* start Supplied records *
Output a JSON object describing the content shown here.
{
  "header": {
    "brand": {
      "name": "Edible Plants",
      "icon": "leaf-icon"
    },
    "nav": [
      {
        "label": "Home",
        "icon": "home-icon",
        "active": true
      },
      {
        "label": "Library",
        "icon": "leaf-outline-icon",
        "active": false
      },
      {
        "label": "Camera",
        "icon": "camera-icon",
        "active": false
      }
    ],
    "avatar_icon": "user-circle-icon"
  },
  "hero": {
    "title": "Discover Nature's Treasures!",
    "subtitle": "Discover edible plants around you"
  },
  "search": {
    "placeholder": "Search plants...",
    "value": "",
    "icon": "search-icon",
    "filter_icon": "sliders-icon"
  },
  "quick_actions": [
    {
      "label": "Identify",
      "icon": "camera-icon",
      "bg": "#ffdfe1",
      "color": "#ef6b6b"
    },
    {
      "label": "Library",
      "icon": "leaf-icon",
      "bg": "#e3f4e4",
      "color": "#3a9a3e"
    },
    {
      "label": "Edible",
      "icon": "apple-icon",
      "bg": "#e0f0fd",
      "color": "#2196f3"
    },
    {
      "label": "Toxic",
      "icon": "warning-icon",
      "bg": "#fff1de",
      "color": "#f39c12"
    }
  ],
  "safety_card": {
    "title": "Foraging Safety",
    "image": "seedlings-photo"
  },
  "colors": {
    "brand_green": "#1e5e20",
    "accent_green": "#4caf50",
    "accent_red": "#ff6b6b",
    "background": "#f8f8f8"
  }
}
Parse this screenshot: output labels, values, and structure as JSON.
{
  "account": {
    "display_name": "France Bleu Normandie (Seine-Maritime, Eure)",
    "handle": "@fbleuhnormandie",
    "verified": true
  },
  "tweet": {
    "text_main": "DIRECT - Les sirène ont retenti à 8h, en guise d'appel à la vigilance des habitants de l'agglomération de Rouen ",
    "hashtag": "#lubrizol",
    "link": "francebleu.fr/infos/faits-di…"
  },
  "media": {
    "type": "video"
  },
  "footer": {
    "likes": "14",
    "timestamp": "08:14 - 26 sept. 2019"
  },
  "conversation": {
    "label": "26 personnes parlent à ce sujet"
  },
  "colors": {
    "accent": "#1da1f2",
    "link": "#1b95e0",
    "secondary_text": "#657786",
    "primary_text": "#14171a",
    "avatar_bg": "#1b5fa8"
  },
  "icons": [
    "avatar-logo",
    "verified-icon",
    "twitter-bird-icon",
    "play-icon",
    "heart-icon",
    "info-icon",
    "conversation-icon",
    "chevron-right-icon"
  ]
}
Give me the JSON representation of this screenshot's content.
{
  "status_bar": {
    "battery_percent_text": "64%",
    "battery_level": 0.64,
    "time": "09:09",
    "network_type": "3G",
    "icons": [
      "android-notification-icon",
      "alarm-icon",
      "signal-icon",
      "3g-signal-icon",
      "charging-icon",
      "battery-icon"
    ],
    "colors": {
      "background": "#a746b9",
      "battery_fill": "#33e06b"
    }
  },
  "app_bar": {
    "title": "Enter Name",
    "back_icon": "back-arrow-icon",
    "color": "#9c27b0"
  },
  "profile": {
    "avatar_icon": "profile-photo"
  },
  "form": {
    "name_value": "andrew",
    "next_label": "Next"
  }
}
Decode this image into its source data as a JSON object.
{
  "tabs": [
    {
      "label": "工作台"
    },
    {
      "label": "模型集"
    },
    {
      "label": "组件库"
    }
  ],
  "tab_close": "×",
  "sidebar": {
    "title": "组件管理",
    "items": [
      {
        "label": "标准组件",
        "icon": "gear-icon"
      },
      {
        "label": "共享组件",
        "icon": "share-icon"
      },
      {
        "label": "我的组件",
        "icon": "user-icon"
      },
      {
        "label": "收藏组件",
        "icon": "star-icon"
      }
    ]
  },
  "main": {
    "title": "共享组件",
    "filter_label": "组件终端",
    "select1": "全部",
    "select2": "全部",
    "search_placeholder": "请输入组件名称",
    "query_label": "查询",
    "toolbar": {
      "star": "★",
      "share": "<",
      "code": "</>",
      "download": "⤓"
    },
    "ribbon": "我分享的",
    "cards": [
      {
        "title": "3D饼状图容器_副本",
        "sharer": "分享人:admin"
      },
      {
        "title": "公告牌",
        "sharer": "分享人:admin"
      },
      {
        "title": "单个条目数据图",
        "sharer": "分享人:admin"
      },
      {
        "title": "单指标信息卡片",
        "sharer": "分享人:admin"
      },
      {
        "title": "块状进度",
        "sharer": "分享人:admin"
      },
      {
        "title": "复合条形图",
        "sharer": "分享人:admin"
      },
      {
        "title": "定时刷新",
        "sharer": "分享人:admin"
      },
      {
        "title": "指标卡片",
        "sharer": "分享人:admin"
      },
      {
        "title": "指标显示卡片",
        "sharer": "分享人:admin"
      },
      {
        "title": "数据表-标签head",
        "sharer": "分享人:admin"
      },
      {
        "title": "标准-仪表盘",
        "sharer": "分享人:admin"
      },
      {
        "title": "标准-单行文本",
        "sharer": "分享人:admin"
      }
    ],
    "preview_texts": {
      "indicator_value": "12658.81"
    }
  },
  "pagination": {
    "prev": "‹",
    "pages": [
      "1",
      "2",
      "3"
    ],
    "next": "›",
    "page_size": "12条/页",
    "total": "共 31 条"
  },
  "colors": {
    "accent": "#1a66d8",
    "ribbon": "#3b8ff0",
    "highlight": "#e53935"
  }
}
* end Supplied records *
▸ Goal: Give the number of lines above in which the word "this" occurs, with nothing else.

▸ Reply to the exercise: 3